Data excerpts
# # # #

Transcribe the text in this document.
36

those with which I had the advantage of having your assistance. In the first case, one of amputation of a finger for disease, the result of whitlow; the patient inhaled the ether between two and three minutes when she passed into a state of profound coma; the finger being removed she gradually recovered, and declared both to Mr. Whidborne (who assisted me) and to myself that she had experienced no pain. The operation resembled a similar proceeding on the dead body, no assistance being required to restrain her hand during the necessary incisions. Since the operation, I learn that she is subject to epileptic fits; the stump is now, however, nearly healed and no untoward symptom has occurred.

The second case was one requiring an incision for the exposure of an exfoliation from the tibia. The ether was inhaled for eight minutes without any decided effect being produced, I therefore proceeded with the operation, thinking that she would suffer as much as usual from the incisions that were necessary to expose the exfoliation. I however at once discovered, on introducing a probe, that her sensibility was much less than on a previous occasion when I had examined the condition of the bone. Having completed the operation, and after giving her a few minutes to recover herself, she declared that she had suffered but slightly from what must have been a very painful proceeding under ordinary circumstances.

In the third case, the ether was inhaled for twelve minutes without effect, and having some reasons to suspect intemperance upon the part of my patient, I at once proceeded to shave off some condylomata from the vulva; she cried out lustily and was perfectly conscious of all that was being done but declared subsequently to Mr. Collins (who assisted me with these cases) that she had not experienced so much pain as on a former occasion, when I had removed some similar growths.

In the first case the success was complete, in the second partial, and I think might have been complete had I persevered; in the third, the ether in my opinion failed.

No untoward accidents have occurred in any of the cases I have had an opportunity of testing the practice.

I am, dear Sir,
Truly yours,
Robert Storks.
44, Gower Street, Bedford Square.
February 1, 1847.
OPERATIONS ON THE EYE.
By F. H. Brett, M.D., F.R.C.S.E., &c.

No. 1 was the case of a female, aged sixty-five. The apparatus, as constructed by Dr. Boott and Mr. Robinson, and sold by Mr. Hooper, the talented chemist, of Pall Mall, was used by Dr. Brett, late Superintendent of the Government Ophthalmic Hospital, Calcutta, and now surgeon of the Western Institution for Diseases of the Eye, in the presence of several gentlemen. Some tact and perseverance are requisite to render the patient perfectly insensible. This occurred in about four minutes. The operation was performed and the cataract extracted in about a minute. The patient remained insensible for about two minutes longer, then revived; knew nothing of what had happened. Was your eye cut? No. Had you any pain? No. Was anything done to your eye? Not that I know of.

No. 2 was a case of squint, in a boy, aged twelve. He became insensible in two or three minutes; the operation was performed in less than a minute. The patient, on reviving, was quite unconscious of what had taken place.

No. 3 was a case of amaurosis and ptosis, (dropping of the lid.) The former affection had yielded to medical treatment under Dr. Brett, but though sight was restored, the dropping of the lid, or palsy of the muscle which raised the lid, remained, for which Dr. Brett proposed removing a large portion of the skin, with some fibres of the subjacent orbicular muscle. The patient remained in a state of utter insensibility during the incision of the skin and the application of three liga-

# # # #

● **TASK INSTRUCTIONS**
Return the material exactly as it stands.

● **FULL OUTPUT**
Transcribe the text in this document.
36

those with which I had the advantage of having your assistance. In the first case, one of amputation of a finger for disease, the result of whitlow; the patient inhaled the ether between two and three minutes when she passed into a state of profound coma; the finger being removed she gradually recovered, and declared both to Mr. Whidborne (who assisted me) and to myself that she had experienced no pain. The operation resembled a similar proceeding on the dead body, no assistance being required to restrain her hand during the necessary incisions. Since the operation, I learn that she is subject to epileptic fits; the stump is now, however, nearly healed and no untoward symptom has occurred.

The second case was one requiring an incision for the exposure of an exfoliation from the tibia. The ether was inhaled for eight minutes without any decided effect being produced, I therefore proceeded with the operation, thinking that she would suffer as much as usual from the incisions that were necessary to expose the exfoliation. I however at once discovered, on introducing a probe, that her sensibility was much less than on a previous occasion when I had examined the condition of the bone. Having completed the operation, and after giving her a few minutes to recover herself, she declared that she had suffered but slightly from what must have been a very painful proceeding under ordinary circumstances.

In the third case, the ether was inhaled for twelve minutes without effect, and having some reasons to suspect intemperance upon the part of my patient, I at once proceeded to shave off some condylomata from the vulva; she cried out lustily and was perfectly conscious of all that was being done but declared subsequently to Mr. Collins (who assisted me with these cases) that she had not experienced so much pain as on a former occasion, when I had removed some similar growths.

In the first case the success was complete, in the second partial, and I think might have been complete had I persevered; in the third, the ether in my opinion failed.

No untoward accidents have occurred in any of the cases I have had an opportunity of testing the practice.

I am, dear Sir,
Truly yours,
Robert Storks.
44, Gower Street, Bedford Square.
February 1, 1847.
OPERATIONS ON THE EYE.
By F. H. Brett, M.D., F.R.C.S.E., &c.

No. 1 was the case of a female, aged sixty-five. The apparatus, as constructed by Dr. Boott and Mr. Robinson, and sold by Mr. Hooper, the talented chemist, of Pall Mall, was used by Dr. Brett, late Superintendent of the Government Ophthalmic Hospital, Calcutta, and now surgeon of the Western Institution for Diseases of the Eye, in the presence of several gentlemen. Some tact and perseverance are requisite to render the patient perfectly insensible. This occurred in about four minutes. The operation was performed and the cataract extracted in about a minute. The patient remained insensible for about two minutes longer, then revived; knew nothing of what had happened. Was your eye cut? No. Had you any pain? No. Was anything done to your eye? Not that I know of.

No. 2 was a case of squint, in a boy, aged twelve. He became insensible in two or three minutes; the operation was performed in less than a minute. The patient, on reviving, was quite unconscious of what had taken place.

No. 3 was a case of amaurosis and ptosis, (dropping of the lid.) The former affection had yielded to medical treatment under Dr. Brett, but though sight was restored, the dropping of the lid, or palsy of the muscle which raised the lid, remained, for which Dr. Brett proposed removing a large portion of the skin, with some fibres of the subjacent orbicular muscle. The patient remained in a state of utter insensibility during the incision of the skin and the application of three liga-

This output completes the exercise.